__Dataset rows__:

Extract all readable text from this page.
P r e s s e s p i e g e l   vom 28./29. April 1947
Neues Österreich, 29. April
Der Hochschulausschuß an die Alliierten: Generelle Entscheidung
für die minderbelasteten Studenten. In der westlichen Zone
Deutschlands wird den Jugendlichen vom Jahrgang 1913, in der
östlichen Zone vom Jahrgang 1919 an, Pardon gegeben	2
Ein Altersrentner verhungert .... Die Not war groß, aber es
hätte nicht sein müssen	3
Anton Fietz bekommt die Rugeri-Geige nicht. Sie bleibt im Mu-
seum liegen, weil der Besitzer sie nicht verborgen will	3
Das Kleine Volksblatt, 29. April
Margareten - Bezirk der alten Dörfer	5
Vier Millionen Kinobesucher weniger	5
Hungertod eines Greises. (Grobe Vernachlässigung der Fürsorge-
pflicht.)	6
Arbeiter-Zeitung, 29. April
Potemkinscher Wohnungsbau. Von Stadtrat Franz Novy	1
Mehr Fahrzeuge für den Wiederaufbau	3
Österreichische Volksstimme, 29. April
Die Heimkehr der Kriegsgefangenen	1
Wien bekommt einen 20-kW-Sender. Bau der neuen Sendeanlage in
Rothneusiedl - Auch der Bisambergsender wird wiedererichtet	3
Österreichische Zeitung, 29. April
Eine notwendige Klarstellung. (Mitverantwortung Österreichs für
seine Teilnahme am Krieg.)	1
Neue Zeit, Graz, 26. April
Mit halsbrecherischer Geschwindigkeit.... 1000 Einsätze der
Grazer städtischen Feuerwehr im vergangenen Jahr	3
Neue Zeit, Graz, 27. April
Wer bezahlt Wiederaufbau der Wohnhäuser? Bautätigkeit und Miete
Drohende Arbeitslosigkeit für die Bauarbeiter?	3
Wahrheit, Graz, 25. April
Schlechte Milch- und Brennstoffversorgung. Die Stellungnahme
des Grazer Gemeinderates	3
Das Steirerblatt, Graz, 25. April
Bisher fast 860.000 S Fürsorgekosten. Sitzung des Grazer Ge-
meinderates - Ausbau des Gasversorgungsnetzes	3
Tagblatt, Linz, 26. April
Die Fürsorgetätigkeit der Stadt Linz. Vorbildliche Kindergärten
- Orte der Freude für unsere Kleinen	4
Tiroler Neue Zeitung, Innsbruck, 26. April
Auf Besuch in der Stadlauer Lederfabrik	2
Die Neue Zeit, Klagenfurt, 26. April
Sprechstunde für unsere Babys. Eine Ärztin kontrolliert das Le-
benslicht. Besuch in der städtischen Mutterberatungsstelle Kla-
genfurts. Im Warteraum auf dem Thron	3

__SET EXERCISE__:
Go through the data above and find the lines with the word "bekommt". Copy each of those lines.

__RESULT OF THIS EXERCISE__:
Anton Fietz bekommt die Rugeri-Geige nicht. Sie bleibt im Mu-
Wien bekommt einen 20-kW-Sender. Bau der neuen Sendeanlage in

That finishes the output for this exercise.